_Raw records_
———

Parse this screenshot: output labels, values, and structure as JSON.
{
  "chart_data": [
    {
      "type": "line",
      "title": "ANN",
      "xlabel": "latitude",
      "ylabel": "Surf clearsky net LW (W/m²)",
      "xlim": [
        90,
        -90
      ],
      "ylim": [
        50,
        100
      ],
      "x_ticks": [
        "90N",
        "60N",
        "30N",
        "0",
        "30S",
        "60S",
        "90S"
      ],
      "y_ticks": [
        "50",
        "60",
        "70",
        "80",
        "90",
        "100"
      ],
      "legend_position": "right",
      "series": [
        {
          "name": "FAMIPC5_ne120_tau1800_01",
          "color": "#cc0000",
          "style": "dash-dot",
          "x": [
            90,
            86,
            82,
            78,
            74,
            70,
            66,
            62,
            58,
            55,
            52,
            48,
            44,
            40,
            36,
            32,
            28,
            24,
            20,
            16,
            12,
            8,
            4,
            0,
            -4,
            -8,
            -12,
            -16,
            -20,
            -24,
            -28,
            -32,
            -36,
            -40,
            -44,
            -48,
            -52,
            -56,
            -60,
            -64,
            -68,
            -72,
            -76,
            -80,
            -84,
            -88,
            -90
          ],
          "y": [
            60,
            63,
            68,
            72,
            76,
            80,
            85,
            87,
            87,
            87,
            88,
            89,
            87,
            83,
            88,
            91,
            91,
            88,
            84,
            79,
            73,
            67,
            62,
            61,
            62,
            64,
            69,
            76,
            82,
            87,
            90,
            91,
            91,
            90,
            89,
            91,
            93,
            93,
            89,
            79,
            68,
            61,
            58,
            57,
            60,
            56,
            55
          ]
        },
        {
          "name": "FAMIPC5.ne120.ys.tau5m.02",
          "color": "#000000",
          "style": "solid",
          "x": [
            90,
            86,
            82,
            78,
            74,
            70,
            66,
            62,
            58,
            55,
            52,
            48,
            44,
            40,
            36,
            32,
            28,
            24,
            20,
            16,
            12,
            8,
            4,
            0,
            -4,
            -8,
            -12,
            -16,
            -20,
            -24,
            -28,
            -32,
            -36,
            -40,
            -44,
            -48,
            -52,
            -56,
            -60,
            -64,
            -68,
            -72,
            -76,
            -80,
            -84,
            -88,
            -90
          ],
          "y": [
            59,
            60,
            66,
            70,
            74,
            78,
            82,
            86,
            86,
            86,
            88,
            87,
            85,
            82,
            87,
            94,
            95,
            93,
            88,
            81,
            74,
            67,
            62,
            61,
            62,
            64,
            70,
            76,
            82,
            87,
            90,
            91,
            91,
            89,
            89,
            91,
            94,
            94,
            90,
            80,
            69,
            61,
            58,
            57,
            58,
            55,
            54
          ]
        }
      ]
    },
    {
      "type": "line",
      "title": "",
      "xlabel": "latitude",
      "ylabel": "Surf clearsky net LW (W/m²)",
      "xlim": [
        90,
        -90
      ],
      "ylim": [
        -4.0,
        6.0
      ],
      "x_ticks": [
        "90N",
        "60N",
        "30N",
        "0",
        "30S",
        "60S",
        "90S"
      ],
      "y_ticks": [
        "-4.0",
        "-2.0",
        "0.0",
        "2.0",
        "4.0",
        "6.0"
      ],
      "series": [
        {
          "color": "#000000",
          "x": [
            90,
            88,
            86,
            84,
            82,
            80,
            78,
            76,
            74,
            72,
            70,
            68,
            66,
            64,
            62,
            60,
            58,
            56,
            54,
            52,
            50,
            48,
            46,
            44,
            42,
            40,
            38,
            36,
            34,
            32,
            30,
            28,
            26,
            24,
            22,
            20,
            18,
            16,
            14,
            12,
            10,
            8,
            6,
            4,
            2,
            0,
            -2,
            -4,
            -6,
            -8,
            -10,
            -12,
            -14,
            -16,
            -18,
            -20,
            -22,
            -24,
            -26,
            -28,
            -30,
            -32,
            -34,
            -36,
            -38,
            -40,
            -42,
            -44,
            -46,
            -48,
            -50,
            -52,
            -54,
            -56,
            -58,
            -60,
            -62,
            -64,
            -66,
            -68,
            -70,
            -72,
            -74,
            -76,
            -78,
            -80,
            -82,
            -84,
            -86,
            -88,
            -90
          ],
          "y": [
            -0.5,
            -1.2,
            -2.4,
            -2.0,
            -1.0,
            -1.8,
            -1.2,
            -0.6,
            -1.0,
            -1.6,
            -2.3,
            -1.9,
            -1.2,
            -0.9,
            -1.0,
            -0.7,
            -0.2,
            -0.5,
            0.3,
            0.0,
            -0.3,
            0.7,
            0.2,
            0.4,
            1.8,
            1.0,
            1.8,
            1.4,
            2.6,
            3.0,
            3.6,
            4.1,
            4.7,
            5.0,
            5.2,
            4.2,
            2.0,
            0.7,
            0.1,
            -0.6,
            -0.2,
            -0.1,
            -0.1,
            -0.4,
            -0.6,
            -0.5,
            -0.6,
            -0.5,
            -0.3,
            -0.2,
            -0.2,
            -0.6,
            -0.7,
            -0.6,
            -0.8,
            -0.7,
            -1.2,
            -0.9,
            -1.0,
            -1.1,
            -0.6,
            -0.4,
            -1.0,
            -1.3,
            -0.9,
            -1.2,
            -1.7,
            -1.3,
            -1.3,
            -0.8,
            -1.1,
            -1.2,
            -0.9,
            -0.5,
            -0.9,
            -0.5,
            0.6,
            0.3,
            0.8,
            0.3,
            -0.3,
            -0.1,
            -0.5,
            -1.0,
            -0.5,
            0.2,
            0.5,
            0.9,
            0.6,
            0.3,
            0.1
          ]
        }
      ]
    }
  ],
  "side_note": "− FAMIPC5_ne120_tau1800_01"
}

———

_What is asked_
Copy all the records above exactly, missing none.

_Final result_
Parse this screenshot: output labels, values, and structure as JSON.
{
  "chart_data": [
    {
      "type": "line",
      "title": "ANN",
      "xlabel": "latitude",
      "ylabel": "Surf clearsky net LW (W/m²)",
      "xlim": [
        90,
        -90
      ],
      "ylim": [
        50,
        100
      ],
      "x_ticks": [
        "90N",
        "60N",
        "30N",
        "0",
        "30S",
        "60S",
        "90S"
      ],
      "y_ticks": [
        "50",
        "60",
        "70",
        "80",
        "90",
        "100"
      ],
      "legend_position": "right",
      "series": [
        {
          "name": "FAMIPC5_ne120_tau1800_01",
          "color": "#cc0000",
          "style": "dash-dot",
          "x": [
            90,
            86,
            82,
            78,
            74,
            70,
            66,
            62,
            58,
            55,
            52,
            48,
            44,
            40,
            36,
            32,
            28,
            24,
            20,
            16,
            12,
            8,
            4,
            0,
            -4,
            -8,
            -12,
            -16,
            -20,
            -24,
            -28,
            -32,
            -36,
            -40,
            -44,
            -48,
            -52,
            -56,
            -60,
            -64,
            -68,
            -72,
            -76,
            -80,
            -84,
            -88,
            -90
          ],
          "y": [
            60,
            63,
            68,
            72,
            76,
            80,
            85,
            87,
            87,
            87,
            88,
            89,
            87,
            83,
            88,
            91,
            91,
            88,
            84,
            79,
            73,
            67,
            62,
            61,
            62,
            64,
            69,
            76,
            82,
            87,
            90,
            91,
            91,
            90,
            89,
            91,
            93,
            93,
            89,
            79,
            68,
            61,
            58,
            57,
            60,
            56,
            55
          ]
        },
        {
          "name": "FAMIPC5.ne120.ys.tau5m.02",
          "color": "#000000",
          "style": "solid",
          "x": [
            90,
            86,
            82,
            78,
            74,
            70,
            66,
            62,
            58,
            55,
            52,
            48,
            44,
            40,
            36,
            32,
            28,
            24,
            20,
            16,
            12,
            8,
            4,
            0,
            -4,
            -8,
            -12,
            -16,
            -20,
            -24,
            -28,
            -32,
            -36,
            -40,
            -44,
            -48,
            -52,
            -56,
            -60,
            -64,
            -68,
            -72,
            -76,
            -80,
            -84,
            -88,
            -90
          ],
          "y": [
            59,
            60,
            66,
            70,
            74,
            78,
            82,
            86,
            86,
            86,
            88,
            87,
            85,
            82,
            87,
            94,
            95,
            93,
            88,
            81,
            74,
            67,
            62,
            61,
            62,
            64,
            70,
            76,
            82,
            87,
            90,
            91,
            91,
            89,
            89,
            91,
            94,
            94,
            90,
            80,
            69,
            61,
            58,
            57,
            58,
            55,
            54
          ]
        }
      ]
    },
    {
      "type": "line",
      "title": "",
      "xlabel": "latitude",
      "ylabel": "Surf clearsky net LW (W/m²)",
      "xlim": [
        90,
        -90
      ],
      "ylim": [
        -4.0,
        6.0
      ],
      "x_ticks": [
        "90N",
        "60N",
        "30N",
        "0",
        "30S",
        "60S",
        "90S"
      ],
      "y_ticks": [
        "-4.0",
        "-2.0",
        "0.0",
        "2.0",
        "4.0",
        "6.0"
      ],
      "series": [
        {
          "color": "#000000",
          "x": [
            90,
            88,
            86,
            84,
            82,
            80,
            78,
            76,
            74,
            72,
            70,
            68,
            66,
            64,
            62,
            60,
            58,
            56,
            54,
            52,
            50,
            48,
            46,
            44,
            42,
            40,
            38,
            36,
            34,
            32,
            30,
            28,
            26,
            24,
            22,
            20,
            18,
            16,
            14,
            12,
            10,
            8,
            6,
            4,
            2,
            0,
            -2,
            -4,
            -6,
            -8,
            -10,
            -12,
            -14,
            -16,
            -18,
            -20,
            -22,
            -24,
            -26,
            -28,
            -30,
            -32,
            -34,
            -36,
            -38,
            -40,
            -42,
            -44,
            -46,
            -48,
            -50,
            -52,
            -54,
            -56,
            -58,
            -60,
            -62,
            -64,
            -66,
            -68,
            -70,
            -72,
            -74,
            -76,
            -78,
            -80,
            -82,
            -84,
            -86,
            -88,
            -90
          ],
          "y": [
            -0.5,
            -1.2,
            -2.4,
            -2.0,
            -1.0,
            -1.8,
            -1.2,
            -0.6,
            -1.0,
            -1.6,
            -2.3,
            -1.9,
            -1.2,
            -0.9,
            -1.0,
            -0.7,
            -0.2,
            -0.5,
            0.3,
            0.0,
            -0.3,
            0.7,
            0.2,
            0.4,
            1.8,
            1.0,
            1.8,
            1.4,
            2.6,
            3.0,
            3.6,
            4.1,
            4.7,
            5.0,
            5.2,
            4.2,
            2.0,
            0.7,
            0.1,
            -0.6,
            -0.2,
            -0.1,
            -0.1,
            -0.4,
            -0.6,
            -0.5,
            -0.6,
            -0.5,
            -0.3,
            -0.2,
            -0.2,
            -0.6,
            -0.7,
            -0.6,
            -0.8,
            -0.7,
            -1.2,
            -0.9,
            -1.0,
            -1.1,
            -0.6,
            -0.4,
            -1.0,
            -1.3,
            -0.9,
            -1.2,
            -1.7,
            -1.3,
            -1.3,
            -0.8,
            -1.1,
            -1.2,
            -0.9,
            -0.5,
            -0.9,
            -0.5,
            0.6,
            0.3,
            0.8,
            0.3,
            -0.3,
            -0.1,
            -0.5,
            -1.0,
            -0.5,
            0.2,
            0.5,
            0.9,
            0.6,
            0.3,
            0.1
          ]
        }
      ]
    }
  ],
  "side_note": "− FAMIPC5_ne120_tau1800_01"
}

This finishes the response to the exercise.